** START Data entries **
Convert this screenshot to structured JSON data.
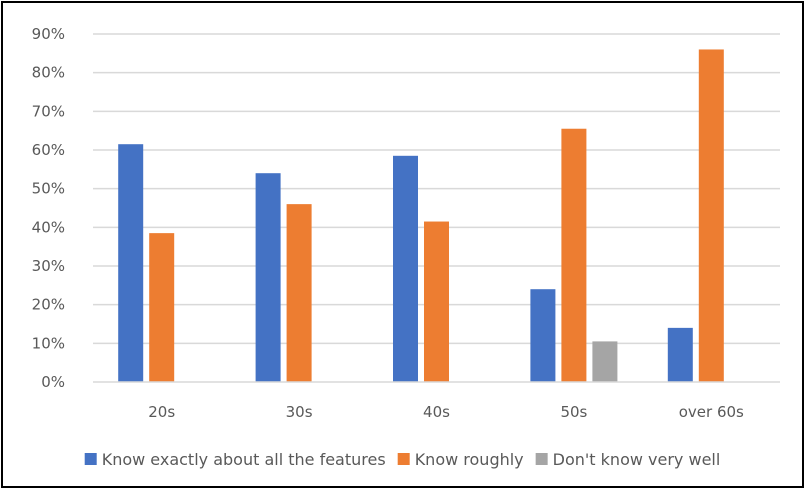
{
  "chart_data": {
    "type": "bar",
    "title": "",
    "xlabel": "",
    "ylabel": "",
    "categories": [
      "20s",
      "30s",
      "40s",
      "50s",
      "over 60s"
    ],
    "series": [
      {
        "name": "Know exactly about all the features",
        "color": "#4472C4",
        "values": [
          61.5,
          54.0,
          58.5,
          24.0,
          14.0
        ]
      },
      {
        "name": "Know roughly",
        "color": "#ED7D31",
        "values": [
          38.5,
          46.0,
          41.5,
          65.5,
          86.0
        ]
      },
      {
        "name": "Don't know very well",
        "color": "#A5A5A5",
        "values": [
          0,
          0,
          0,
          10.5,
          0
        ]
      }
    ],
    "ylim": [
      0,
      90
    ],
    "yticks": [
      "0%",
      "10%",
      "20%",
      "30%",
      "40%",
      "50%",
      "60%",
      "70%",
      "80%",
      "90%"
    ],
    "ytick_values": [
      0,
      10,
      20,
      30,
      40,
      50,
      60,
      70,
      80,
      90
    ],
    "grid": true,
    "legend_position": "bottom"
  }
}
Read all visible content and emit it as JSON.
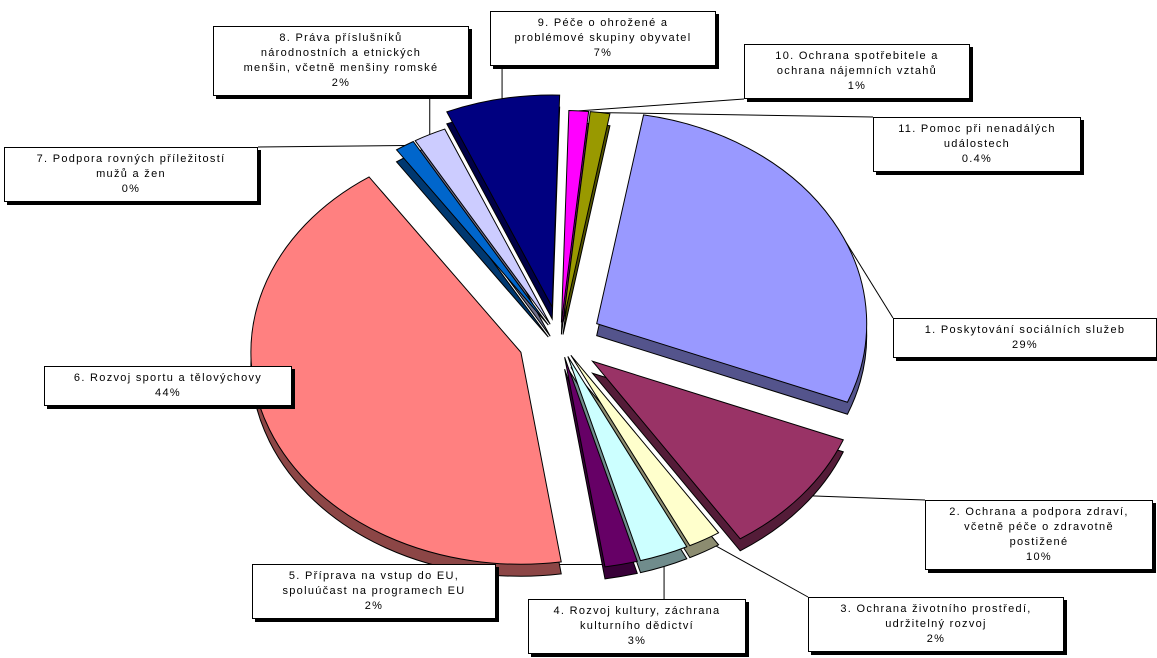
** END Data entries **
# [Task goal]
Transcribe the preceding listing in its entirety and with exact wording, leaving out pictures.

# [Right answer]
Convert this screenshot to structured JSON data.
{
  "chart_data": {
    "type": "bar",
    "title": "",
    "xlabel": "",
    "ylabel": "",
    "categories": [
      "20s",
      "30s",
      "40s",
      "50s",
      "over 60s"
    ],
    "series": [
      {
        "name": "Know exactly about all the features",
        "color": "#4472C4",
        "values": [
          61.5,
          54.0,
          58.5,
          24.0,
          14.0
        ]
      },
      {
        "name": "Know roughly",
        "color": "#ED7D31",
        "values": [
          38.5,
          46.0,
          41.5,
          65.5,
          86.0
        ]
      },
      {
        "name": "Don't know very well",
        "color": "#A5A5A5",
        "values": [
          0,
          0,
          0,
          10.5,
          0
        ]
      }
    ],
    "ylim": [
      0,
      90
    ],
    "yticks": [
      "0%",
      "10%",
      "20%",
      "30%",
      "40%",
      "50%",
      "60%",
      "70%",
      "80%",
      "90%"
    ],
    "ytick_values": [
      0,
      10,
      20,
      30,
      40,
      50,
      60,
      70,
      80,
      90
    ],
    "grid": true,
    "legend_position": "bottom"
  }
}
Read all visible content and emit it as JSON.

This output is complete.